↓

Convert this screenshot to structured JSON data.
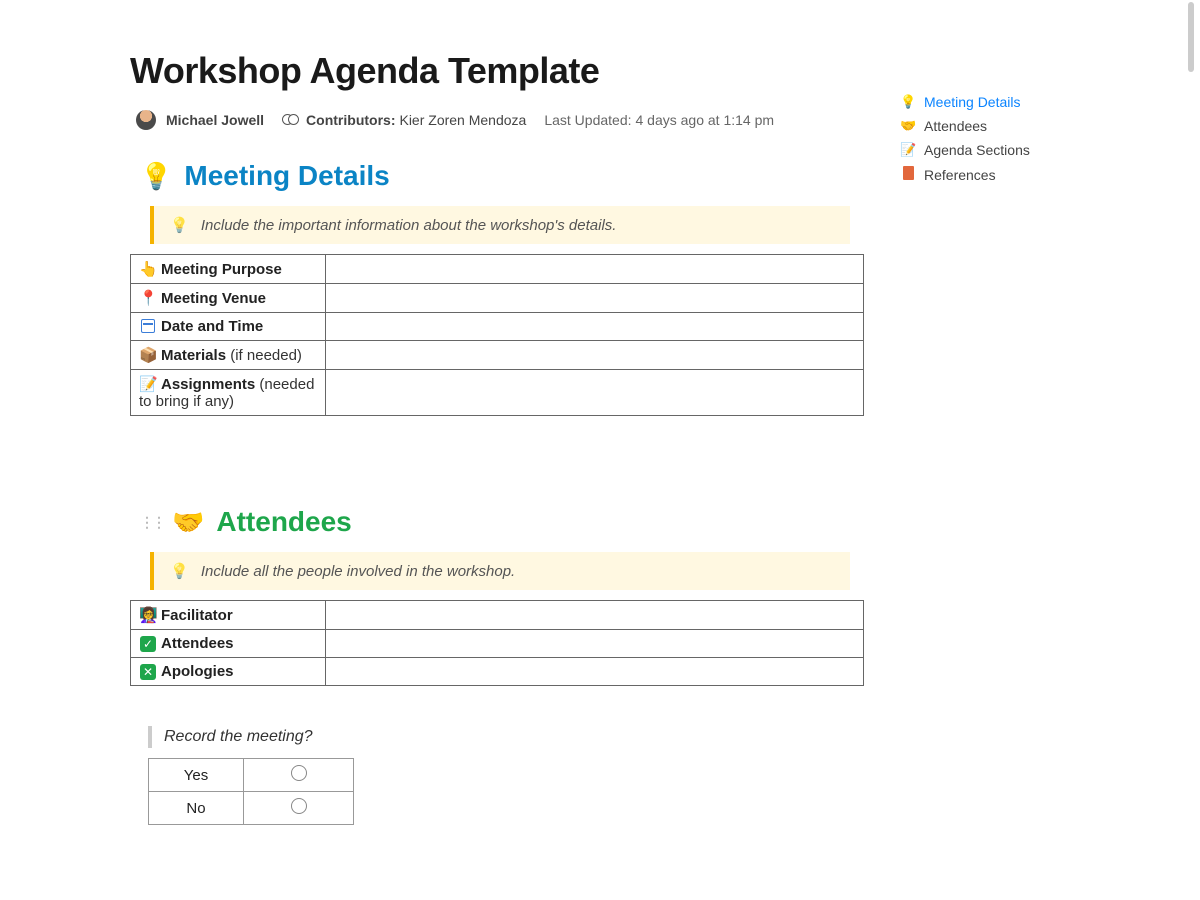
{
  "title": "Workshop Agenda Template",
  "author": "Michael Jowell",
  "contributors_label": "Contributors:",
  "contributors": "Kier Zoren Mendoza",
  "last_updated_label": "Last Updated:",
  "last_updated": "4 days ago at 1:14 pm",
  "sections": {
    "meeting_details": {
      "heading": "Meeting Details",
      "callout": "Include the important information about the workshop's details.",
      "rows": [
        {
          "icon": "👆",
          "label": "Meeting Purpose",
          "sub": "",
          "value": ""
        },
        {
          "icon": "📍",
          "label": "Meeting Venue",
          "sub": "",
          "value": ""
        },
        {
          "icon": "cal",
          "label": "Date and Time",
          "sub": "",
          "value": ""
        },
        {
          "icon": "📦",
          "label": "Materials",
          "sub": "(if needed)",
          "value": ""
        },
        {
          "icon": "📝",
          "label": "Assignments",
          "sub": "(needed to bring if any)",
          "value": ""
        }
      ]
    },
    "attendees": {
      "heading": "Attendees",
      "callout": "Include all the people involved in the workshop.",
      "rows": [
        {
          "icon": "👩‍🏫",
          "label": "Facilitator",
          "value": ""
        },
        {
          "icon": "check",
          "label": "Attendees",
          "value": ""
        },
        {
          "icon": "x",
          "label": "Apologies",
          "value": ""
        }
      ]
    }
  },
  "record_prompt": "Record the meeting?",
  "record_options": [
    {
      "label": "Yes",
      "selected": false
    },
    {
      "label": "No",
      "selected": false
    }
  ],
  "outline": [
    {
      "icon": "💡",
      "label": "Meeting Details",
      "active": true
    },
    {
      "icon": "🤝",
      "label": "Attendees",
      "active": false
    },
    {
      "icon": "📝",
      "label": "Agenda Sections",
      "active": false
    },
    {
      "icon": "orange",
      "label": "References",
      "active": false
    }
  ]
}
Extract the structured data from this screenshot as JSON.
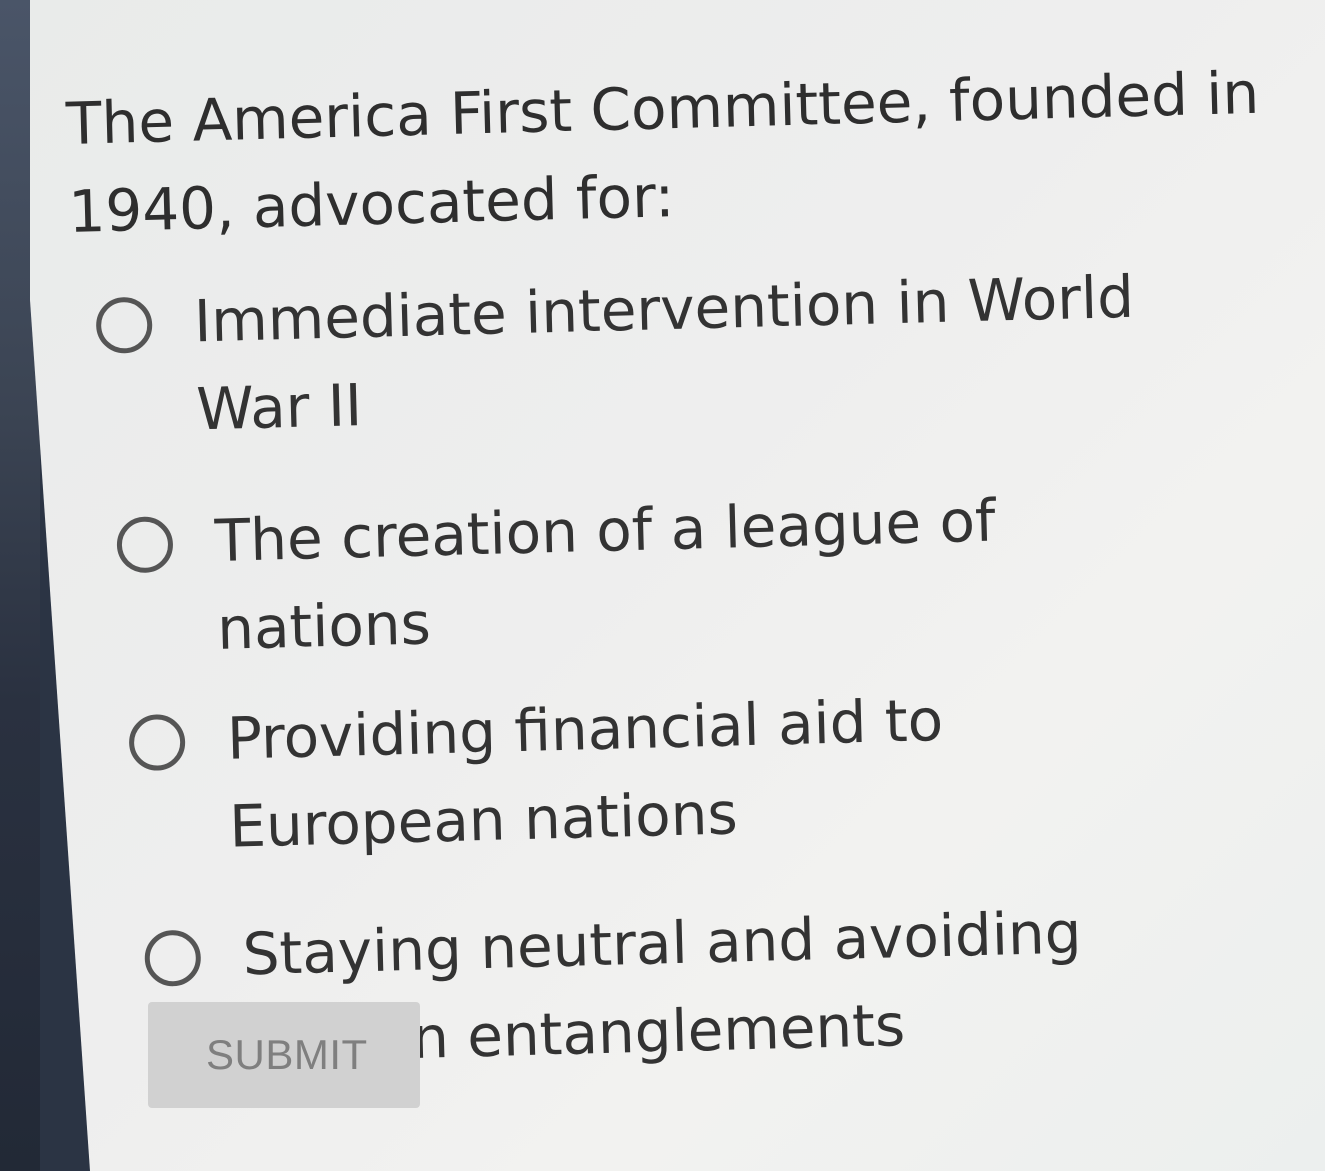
{
  "question": {
    "text": "The America First Committee, founded in 1940, advocated for:"
  },
  "options": [
    {
      "label": "Immediate intervention in World War II",
      "selected": false
    },
    {
      "label": "The creation of a league of nations",
      "selected": false
    },
    {
      "label": "Providing financial aid to European nations",
      "selected": false
    },
    {
      "label": "Staying neutral and avoiding foreign entanglements",
      "selected": false
    }
  ],
  "submit": {
    "label": "SUBMIT",
    "enabled": false
  },
  "colors": {
    "text": "#333333",
    "radio_border": "#555555",
    "button_bg": "#d1d1d1",
    "button_text": "#7f7f7f",
    "panel_bg": "#eeeeee"
  }
}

↑

Where does the word "this" appear in the listing? List each line that holds it.

Convert this screenshot to structured JSON data.
Extract the structured data from this screenshot as JSON.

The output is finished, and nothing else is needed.